Task requirements >> Below are the records; collect from them each line containing the string "также".

/---

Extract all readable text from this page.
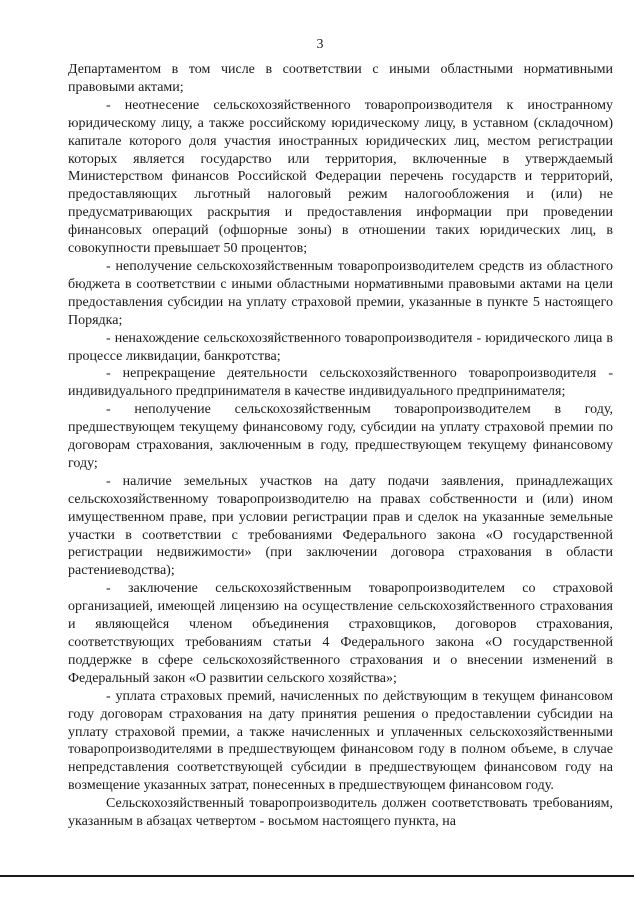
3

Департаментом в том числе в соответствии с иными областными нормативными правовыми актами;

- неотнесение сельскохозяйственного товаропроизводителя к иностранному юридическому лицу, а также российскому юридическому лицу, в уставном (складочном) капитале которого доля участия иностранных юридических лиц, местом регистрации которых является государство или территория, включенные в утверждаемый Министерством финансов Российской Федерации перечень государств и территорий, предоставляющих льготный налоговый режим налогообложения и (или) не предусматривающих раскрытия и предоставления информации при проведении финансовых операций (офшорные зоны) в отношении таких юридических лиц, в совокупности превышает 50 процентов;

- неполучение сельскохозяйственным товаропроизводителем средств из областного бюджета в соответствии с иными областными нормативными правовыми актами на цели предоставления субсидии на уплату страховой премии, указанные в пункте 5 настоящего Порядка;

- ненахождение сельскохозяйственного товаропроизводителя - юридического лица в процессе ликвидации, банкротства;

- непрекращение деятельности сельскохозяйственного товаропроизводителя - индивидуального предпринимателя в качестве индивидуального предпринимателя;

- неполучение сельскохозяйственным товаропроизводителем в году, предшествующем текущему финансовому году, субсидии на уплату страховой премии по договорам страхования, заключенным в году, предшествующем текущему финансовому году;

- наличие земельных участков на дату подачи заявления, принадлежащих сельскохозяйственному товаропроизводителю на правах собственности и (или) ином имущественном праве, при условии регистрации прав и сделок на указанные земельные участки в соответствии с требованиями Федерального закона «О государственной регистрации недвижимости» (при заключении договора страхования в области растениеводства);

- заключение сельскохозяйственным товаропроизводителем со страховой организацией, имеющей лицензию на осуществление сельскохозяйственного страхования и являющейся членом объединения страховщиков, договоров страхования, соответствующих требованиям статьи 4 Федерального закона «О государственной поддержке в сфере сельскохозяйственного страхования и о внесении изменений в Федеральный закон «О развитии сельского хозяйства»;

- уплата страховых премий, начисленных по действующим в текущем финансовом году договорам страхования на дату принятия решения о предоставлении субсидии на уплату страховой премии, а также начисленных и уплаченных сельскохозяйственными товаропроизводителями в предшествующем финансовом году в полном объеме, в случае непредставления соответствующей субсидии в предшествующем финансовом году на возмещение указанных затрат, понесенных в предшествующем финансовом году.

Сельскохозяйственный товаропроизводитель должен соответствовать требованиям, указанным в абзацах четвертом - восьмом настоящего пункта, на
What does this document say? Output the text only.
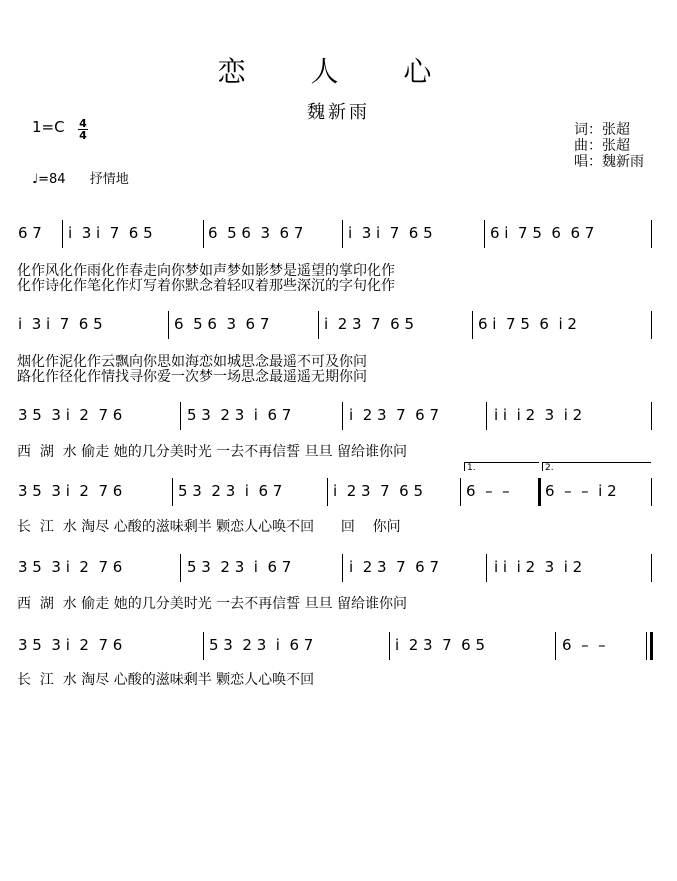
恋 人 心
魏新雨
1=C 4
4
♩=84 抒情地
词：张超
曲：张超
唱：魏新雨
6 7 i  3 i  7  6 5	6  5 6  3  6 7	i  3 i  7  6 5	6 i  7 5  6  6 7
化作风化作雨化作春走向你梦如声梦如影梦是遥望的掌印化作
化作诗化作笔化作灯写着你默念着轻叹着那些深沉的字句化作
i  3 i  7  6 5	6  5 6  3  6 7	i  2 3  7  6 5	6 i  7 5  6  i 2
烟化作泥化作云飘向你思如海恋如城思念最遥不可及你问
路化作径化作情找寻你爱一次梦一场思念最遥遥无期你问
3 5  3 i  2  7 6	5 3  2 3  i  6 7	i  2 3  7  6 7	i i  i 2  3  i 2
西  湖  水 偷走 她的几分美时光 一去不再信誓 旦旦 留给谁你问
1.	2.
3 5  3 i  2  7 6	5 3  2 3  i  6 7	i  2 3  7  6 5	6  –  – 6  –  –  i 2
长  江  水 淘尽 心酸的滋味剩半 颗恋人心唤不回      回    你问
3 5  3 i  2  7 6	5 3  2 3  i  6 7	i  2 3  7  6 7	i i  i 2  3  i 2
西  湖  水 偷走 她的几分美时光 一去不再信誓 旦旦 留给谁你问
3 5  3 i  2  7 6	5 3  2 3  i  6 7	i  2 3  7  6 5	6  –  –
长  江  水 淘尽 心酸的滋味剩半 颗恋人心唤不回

\---
/---

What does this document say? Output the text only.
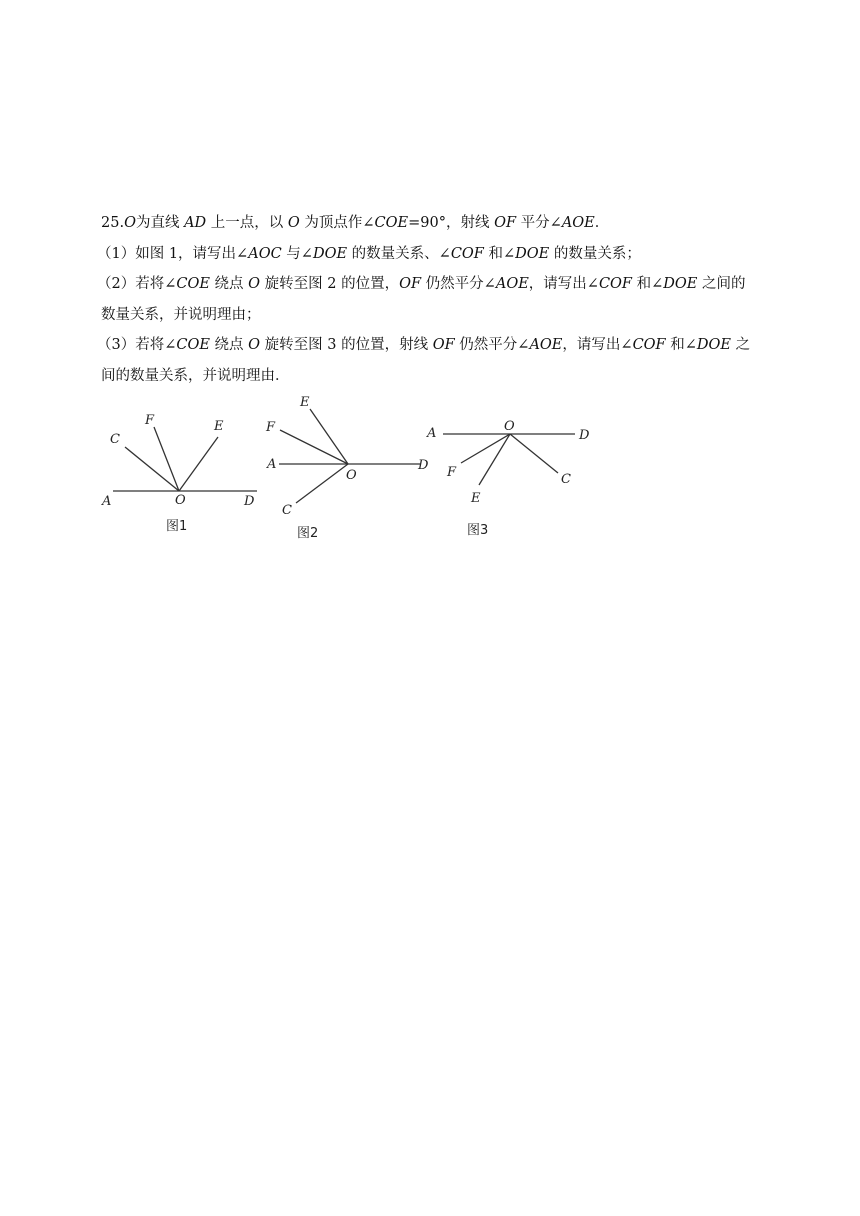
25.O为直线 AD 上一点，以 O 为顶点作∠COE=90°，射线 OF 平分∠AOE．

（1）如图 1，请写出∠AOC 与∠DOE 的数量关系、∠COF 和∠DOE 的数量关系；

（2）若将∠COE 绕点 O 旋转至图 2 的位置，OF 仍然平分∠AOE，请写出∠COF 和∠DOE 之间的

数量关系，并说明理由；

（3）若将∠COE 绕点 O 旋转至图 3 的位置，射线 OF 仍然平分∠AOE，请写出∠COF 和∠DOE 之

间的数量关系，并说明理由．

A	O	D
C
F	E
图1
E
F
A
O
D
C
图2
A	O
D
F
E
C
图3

\---
/---

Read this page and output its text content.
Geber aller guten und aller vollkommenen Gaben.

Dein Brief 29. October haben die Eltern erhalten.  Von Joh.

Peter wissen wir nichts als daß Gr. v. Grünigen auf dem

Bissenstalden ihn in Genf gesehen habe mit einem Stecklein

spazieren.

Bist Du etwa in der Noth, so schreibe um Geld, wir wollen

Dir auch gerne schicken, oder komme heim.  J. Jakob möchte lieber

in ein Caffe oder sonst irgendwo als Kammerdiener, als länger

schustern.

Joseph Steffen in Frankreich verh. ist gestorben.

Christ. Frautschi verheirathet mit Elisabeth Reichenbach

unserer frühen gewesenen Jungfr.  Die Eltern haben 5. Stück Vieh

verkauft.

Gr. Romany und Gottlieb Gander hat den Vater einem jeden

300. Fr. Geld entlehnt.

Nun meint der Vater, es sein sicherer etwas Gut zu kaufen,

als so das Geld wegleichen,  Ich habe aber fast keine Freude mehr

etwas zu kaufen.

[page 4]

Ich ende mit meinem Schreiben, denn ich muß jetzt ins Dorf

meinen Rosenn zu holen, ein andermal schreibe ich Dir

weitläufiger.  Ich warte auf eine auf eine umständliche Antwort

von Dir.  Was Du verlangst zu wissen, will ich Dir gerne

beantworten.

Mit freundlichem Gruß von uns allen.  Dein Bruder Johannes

\---

Answer to this exercise >>
- неотнесение сельскохозяйственного товаропроизводителя к иностранному юридическому лицу, а также российскому юридическому лицу, в уставном (складочном) капитале которого доля участия иностранных юридических лиц, местом регистрации которых является государство или территория, включенные в утверждаемый Министерством финансов Российской Федерации перечень государств и территорий, предоставляющих льготный налоговый режим налогообложения и (или) не предусматривающих раскрытия и предоставления информации при проведении финансовых операций (офшорные зоны) в отношении таких юридических лиц, в совокупности превышает 50 процентов;
- уплата страховых премий, начисленных по действующим в текущем финансовом году договорам страхования на дату принятия решения о предоставлении субсидии на уплату страховой премии, а также начисленных и уплаченных сельскохозяйственными товаропроизводителями в предшествующем финансовом году в полном объеме, в случае непредставления соответствующей субсидии в предшествующем финансовом году на возмещение указанных затрат, понесенных в предшествующем финансовом году.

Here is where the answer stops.